WHAT YOU ARE ASKED TO DO: Reproduce every entry exactly, without alteration.

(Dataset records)

......

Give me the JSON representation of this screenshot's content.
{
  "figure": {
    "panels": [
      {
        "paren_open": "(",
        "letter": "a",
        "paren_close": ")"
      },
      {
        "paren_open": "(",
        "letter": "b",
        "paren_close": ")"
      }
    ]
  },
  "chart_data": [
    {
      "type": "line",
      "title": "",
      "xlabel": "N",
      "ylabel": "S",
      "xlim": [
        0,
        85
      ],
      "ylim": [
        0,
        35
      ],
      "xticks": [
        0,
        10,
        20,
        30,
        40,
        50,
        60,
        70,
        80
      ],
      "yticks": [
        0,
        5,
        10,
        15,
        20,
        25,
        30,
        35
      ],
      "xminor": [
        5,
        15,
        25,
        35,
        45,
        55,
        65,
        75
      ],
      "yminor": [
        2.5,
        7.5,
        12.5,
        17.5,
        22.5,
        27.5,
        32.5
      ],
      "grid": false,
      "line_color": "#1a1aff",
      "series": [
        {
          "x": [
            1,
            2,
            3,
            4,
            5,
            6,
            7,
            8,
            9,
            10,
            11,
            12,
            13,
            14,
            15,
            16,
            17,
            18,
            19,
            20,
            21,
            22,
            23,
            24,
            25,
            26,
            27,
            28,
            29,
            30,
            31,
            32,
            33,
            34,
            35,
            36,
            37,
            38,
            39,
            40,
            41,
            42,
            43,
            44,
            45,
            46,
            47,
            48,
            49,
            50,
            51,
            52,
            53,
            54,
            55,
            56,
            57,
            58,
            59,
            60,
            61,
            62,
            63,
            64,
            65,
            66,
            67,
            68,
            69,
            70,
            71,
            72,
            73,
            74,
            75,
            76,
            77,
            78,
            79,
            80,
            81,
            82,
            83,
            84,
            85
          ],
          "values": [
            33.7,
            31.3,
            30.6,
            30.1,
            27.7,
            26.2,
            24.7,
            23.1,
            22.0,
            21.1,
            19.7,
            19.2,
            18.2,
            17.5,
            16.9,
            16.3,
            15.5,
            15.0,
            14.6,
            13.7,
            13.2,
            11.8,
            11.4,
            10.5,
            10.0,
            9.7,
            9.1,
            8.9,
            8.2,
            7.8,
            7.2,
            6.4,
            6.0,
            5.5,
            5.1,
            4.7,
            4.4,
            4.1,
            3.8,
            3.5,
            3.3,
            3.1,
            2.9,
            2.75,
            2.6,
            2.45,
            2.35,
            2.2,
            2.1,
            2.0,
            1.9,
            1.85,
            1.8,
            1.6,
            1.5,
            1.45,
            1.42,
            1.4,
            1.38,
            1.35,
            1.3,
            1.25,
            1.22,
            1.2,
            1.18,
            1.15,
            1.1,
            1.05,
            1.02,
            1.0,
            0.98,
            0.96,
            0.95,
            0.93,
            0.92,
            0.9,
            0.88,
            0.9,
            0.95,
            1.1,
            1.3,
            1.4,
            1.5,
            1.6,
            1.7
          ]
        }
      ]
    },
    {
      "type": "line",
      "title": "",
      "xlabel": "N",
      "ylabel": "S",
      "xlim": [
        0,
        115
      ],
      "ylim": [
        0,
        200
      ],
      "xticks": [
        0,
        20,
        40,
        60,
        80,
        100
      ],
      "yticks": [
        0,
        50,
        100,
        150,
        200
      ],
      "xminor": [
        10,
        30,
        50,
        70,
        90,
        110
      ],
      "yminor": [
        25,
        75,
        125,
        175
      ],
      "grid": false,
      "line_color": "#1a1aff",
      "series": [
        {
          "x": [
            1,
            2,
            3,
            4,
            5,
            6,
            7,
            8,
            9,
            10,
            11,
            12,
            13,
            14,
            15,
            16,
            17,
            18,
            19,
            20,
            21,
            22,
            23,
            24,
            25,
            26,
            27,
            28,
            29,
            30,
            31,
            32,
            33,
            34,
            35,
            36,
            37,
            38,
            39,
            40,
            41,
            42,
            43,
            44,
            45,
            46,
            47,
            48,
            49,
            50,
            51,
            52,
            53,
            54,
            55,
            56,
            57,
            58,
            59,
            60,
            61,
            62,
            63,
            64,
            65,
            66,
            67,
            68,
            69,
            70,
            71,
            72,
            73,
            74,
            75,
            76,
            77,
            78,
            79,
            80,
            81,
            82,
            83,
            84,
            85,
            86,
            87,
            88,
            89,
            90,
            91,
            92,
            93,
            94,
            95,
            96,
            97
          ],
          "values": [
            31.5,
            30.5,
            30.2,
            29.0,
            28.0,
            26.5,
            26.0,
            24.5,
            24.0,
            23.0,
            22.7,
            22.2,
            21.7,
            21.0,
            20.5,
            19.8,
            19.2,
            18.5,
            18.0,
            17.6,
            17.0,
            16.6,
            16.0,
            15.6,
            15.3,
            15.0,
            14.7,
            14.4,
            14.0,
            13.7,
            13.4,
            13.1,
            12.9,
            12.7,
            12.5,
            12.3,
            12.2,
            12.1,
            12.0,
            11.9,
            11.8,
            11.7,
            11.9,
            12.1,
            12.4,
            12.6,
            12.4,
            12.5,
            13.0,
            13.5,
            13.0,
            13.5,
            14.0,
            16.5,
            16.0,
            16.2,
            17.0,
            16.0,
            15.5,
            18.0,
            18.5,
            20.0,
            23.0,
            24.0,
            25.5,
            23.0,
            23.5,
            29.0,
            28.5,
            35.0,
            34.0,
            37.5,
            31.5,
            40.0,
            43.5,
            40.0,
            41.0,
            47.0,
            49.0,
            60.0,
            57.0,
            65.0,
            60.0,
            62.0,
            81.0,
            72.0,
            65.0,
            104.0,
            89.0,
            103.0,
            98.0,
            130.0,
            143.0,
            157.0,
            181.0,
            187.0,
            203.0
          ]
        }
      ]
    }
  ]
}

......

WRITTEN SOLUTION:
Give me the JSON representation of this screenshot's content.
{
  "figure": {
    "panels": [
      {
        "paren_open": "(",
        "letter": "a",
        "paren_close": ")"
      },
      {
        "paren_open": "(",
        "letter": "b",
        "paren_close": ")"
      }
    ]
  },
  "chart_data": [
    {
      "type": "line",
      "title": "",
      "xlabel": "N",
      "ylabel": "S",
      "xlim": [
        0,
        85
      ],
      "ylim": [
        0,
        35
      ],
      "xticks": [
        0,
        10,
        20,
        30,
        40,
        50,
        60,
        70,
        80
      ],
      "yticks": [
        0,
        5,
        10,
        15,
        20,
        25,
        30,
        35
      ],
      "xminor": [
        5,
        15,
        25,
        35,
        45,
        55,
        65,
        75
      ],
      "yminor": [
        2.5,
        7.5,
        12.5,
        17.5,
        22.5,
        27.5,
        32.5
      ],
      "grid": false,
      "line_color": "#1a1aff",
      "series": [
        {
          "x": [
            1,
            2,
            3,
            4,
            5,
            6,
            7,
            8,
            9,
            10,
            11,
            12,
            13,
            14,
            15,
            16,
            17,
            18,
            19,
            20,
            21,
            22,
            23,
            24,
            25,
            26,
            27,
            28,
            29,
            30,
            31,
            32,
            33,
            34,
            35,
            36,
            37,
            38,
            39,
            40,
            41,
            42,
            43,
            44,
            45,
            46,
            47,
            48,
            49,
            50,
            51,
            52,
            53,
            54,
            55,
            56,
            57,
            58,
            59,
            60,
            61,
            62,
            63,
            64,
            65,
            66,
            67,
            68,
            69,
            70,
            71,
            72,
            73,
            74,
            75,
            76,
            77,
            78,
            79,
            80,
            81,
            82,
            83,
            84,
            85
          ],
          "values": [
            33.7,
            31.3,
            30.6,
            30.1,
            27.7,
            26.2,
            24.7,
            23.1,
            22.0,
            21.1,
            19.7,
            19.2,
            18.2,
            17.5,
            16.9,
            16.3,
            15.5,
            15.0,
            14.6,
            13.7,
            13.2,
            11.8,
            11.4,
            10.5,
            10.0,
            9.7,
            9.1,
            8.9,
            8.2,
            7.8,
            7.2,
            6.4,
            6.0,
            5.5,
            5.1,
            4.7,
            4.4,
            4.1,
            3.8,
            3.5,
            3.3,
            3.1,
            2.9,
            2.75,
            2.6,
            2.45,
            2.35,
            2.2,
            2.1,
            2.0,
            1.9,
            1.85,
            1.8,
            1.6,
            1.5,
            1.45,
            1.42,
            1.4,
            1.38,
            1.35,
            1.3,
            1.25,
            1.22,
            1.2,
            1.18,
            1.15,
            1.1,
            1.05,
            1.02,
            1.0,
            0.98,
            0.96,
            0.95,
            0.93,
            0.92,
            0.9,
            0.88,
            0.9,
            0.95,
            1.1,
            1.3,
            1.4,
            1.5,
            1.6,
            1.7
          ]
        }
      ]
    },
    {
      "type": "line",
      "title": "",
      "xlabel": "N",
      "ylabel": "S",
      "xlim": [
        0,
        115
      ],
      "ylim": [
        0,
        200
      ],
      "xticks": [
        0,
        20,
        40,
        60,
        80,
        100
      ],
      "yticks": [
        0,
        50,
        100,
        150,
        200
      ],
      "xminor": [
        10,
        30,
        50,
        70,
        90,
        110
      ],
      "yminor": [
        25,
        75,
        125,
        175
      ],
      "grid": false,
      "line_color": "#1a1aff",
      "series": [
        {
          "x": [
            1,
            2,
            3,
            4,
            5,
            6,
            7,
            8,
            9,
            10,
            11,
            12,
            13,
            14,
            15,
            16,
            17,
            18,
            19,
            20,
            21,
            22,
            23,
            24,
            25,
            26,
            27,
            28,
            29,
            30,
            31,
            32,
            33,
            34,
            35,
            36,
            37,
            38,
            39,
            40,
            41,
            42,
            43,
            44,
            45,
            46,
            47,
            48,
            49,
            50,
            51,
            52,
            53,
            54,
            55,
            56,
            57,
            58,
            59,
            60,
            61,
            62,
            63,
            64,
            65,
            66,
            67,
            68,
            69,
            70,
            71,
            72,
            73,
            74,
            75,
            76,
            77,
            78,
            79,
            80,
            81,
            82,
            83,
            84,
            85,
            86,
            87,
            88,
            89,
            90,
            91,
            92,
            93,
            94,
            95,
            96,
            97
          ],
          "values": [
            31.5,
            30.5,
            30.2,
            29.0,
            28.0,
            26.5,
            26.0,
            24.5,
            24.0,
            23.0,
            22.7,
            22.2,
            21.7,
            21.0,
            20.5,
            19.8,
            19.2,
            18.5,
            18.0,
            17.6,
            17.0,
            16.6,
            16.0,
            15.6,
            15.3,
            15.0,
            14.7,
            14.4,
            14.0,
            13.7,
            13.4,
            13.1,
            12.9,
            12.7,
            12.5,
            12.3,
            12.2,
            12.1,
            12.0,
            11.9,
            11.8,
            11.7,
            11.9,
            12.1,
            12.4,
            12.6,
            12.4,
            12.5,
            13.0,
            13.5,
            13.0,
            13.5,
            14.0,
            16.5,
            16.0,
            16.2,
            17.0,
            16.0,
            15.5,
            18.0,
            18.5,
            20.0,
            23.0,
            24.0,
            25.5,
            23.0,
            23.5,
            29.0,
            28.5,
            35.0,
            34.0,
            37.5,
            31.5,
            40.0,
            43.5,
            40.0,
            41.0,
            47.0,
            49.0,
            60.0,
            57.0,
            65.0,
            60.0,
            62.0,
            81.0,
            72.0,
            65.0,
            104.0,
            89.0,
            103.0,
            98.0,
            130.0,
            143.0,
            157.0,
            181.0,
            187.0,
            203.0
          ]
        }
      ]
    }
  ]
}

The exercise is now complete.